Exercise requirements
Provide the data again in its entirety, exactly as given.

Material provided
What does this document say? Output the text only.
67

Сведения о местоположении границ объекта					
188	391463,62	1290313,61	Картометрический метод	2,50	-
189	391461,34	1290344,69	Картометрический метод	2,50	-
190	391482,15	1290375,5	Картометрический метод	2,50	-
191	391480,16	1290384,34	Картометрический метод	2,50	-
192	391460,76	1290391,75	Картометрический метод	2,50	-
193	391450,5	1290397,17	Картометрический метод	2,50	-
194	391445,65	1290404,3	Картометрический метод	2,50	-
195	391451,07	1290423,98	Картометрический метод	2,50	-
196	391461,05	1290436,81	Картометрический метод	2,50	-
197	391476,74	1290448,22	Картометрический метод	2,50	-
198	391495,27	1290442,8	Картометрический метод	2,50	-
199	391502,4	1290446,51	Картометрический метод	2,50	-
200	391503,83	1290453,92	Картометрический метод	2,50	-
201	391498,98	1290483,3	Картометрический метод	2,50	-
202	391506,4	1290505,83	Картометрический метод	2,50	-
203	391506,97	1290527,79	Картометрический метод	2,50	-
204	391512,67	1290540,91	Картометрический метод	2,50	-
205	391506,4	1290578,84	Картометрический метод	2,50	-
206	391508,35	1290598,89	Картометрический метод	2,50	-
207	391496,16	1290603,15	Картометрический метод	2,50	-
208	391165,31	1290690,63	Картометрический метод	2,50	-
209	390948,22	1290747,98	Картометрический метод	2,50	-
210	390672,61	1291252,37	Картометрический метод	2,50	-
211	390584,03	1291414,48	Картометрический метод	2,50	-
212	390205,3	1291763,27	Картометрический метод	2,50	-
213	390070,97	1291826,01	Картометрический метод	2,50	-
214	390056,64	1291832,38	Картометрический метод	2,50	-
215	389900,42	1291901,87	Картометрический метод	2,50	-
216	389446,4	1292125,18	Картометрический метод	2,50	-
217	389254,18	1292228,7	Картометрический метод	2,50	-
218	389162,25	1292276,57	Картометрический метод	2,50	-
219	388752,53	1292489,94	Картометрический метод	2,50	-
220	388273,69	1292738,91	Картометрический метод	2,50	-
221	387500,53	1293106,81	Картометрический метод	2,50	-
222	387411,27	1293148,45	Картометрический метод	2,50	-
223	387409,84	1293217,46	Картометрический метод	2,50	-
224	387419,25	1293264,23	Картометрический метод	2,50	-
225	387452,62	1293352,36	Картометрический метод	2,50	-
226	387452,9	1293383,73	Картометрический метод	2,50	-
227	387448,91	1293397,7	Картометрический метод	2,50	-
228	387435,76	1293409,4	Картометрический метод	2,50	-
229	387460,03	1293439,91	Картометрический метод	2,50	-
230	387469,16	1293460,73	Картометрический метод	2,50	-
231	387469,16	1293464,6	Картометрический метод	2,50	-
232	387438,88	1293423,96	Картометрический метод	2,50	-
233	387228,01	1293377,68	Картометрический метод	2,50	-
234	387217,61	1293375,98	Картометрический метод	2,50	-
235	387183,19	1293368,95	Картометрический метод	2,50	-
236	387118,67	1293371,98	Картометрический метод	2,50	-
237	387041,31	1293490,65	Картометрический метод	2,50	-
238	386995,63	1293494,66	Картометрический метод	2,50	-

Solution below
What does this document say? Output the text only.
67

Сведения о местоположении границ объекта					
188	391463,62	1290313,61	Картометрический метод	2,50	-
189	391461,34	1290344,69	Картометрический метод	2,50	-
190	391482,15	1290375,5	Картометрический метод	2,50	-
191	391480,16	1290384,34	Картометрический метод	2,50	-
192	391460,76	1290391,75	Картометрический метод	2,50	-
193	391450,5	1290397,17	Картометрический метод	2,50	-
194	391445,65	1290404,3	Картометрический метод	2,50	-
195	391451,07	1290423,98	Картометрический метод	2,50	-
196	391461,05	1290436,81	Картометрический метод	2,50	-
197	391476,74	1290448,22	Картометрический метод	2,50	-
198	391495,27	1290442,8	Картометрический метод	2,50	-
199	391502,4	1290446,51	Картометрический метод	2,50	-
200	391503,83	1290453,92	Картометрический метод	2,50	-
201	391498,98	1290483,3	Картометрический метод	2,50	-
202	391506,4	1290505,83	Картометрический метод	2,50	-
203	391506,97	1290527,79	Картометрический метод	2,50	-
204	391512,67	1290540,91	Картометрический метод	2,50	-
205	391506,4	1290578,84	Картометрический метод	2,50	-
206	391508,35	1290598,89	Картометрический метод	2,50	-
207	391496,16	1290603,15	Картометрический метод	2,50	-
208	391165,31	1290690,63	Картометрический метод	2,50	-
209	390948,22	1290747,98	Картометрический метод	2,50	-
210	390672,61	1291252,37	Картометрический метод	2,50	-
211	390584,03	1291414,48	Картометрический метод	2,50	-
212	390205,3	1291763,27	Картометрический метод	2,50	-
213	390070,97	1291826,01	Картометрический метод	2,50	-
214	390056,64	1291832,38	Картометрический метод	2,50	-
215	389900,42	1291901,87	Картометрический метод	2,50	-
216	389446,4	1292125,18	Картометрический метод	2,50	-
217	389254,18	1292228,7	Картометрический метод	2,50	-
218	389162,25	1292276,57	Картометрический метод	2,50	-
219	388752,53	1292489,94	Картометрический метод	2,50	-
220	388273,69	1292738,91	Картометрический метод	2,50	-
221	387500,53	1293106,81	Картометрический метод	2,50	-
222	387411,27	1293148,45	Картометрический метод	2,50	-
223	387409,84	1293217,46	Картометрический метод	2,50	-
224	387419,25	1293264,23	Картометрический метод	2,50	-
225	387452,62	1293352,36	Картометрический метод	2,50	-
226	387452,9	1293383,73	Картометрический метод	2,50	-
227	387448,91	1293397,7	Картометрический метод	2,50	-
228	387435,76	1293409,4	Картометрический метод	2,50	-
229	387460,03	1293439,91	Картометрический метод	2,50	-
230	387469,16	1293460,73	Картометрический метод	2,50	-
231	387469,16	1293464,6	Картометрический метод	2,50	-
232	387438,88	1293423,96	Картометрический метод	2,50	-
233	387228,01	1293377,68	Картометрический метод	2,50	-
234	387217,61	1293375,98	Картометрический метод	2,50	-
235	387183,19	1293368,95	Картометрический метод	2,50	-
236	387118,67	1293371,98	Картометрический метод	2,50	-
237	387041,31	1293490,65	Картометрический метод	2,50	-
238	386995,63	1293494,66	Картометрический метод	2,50	-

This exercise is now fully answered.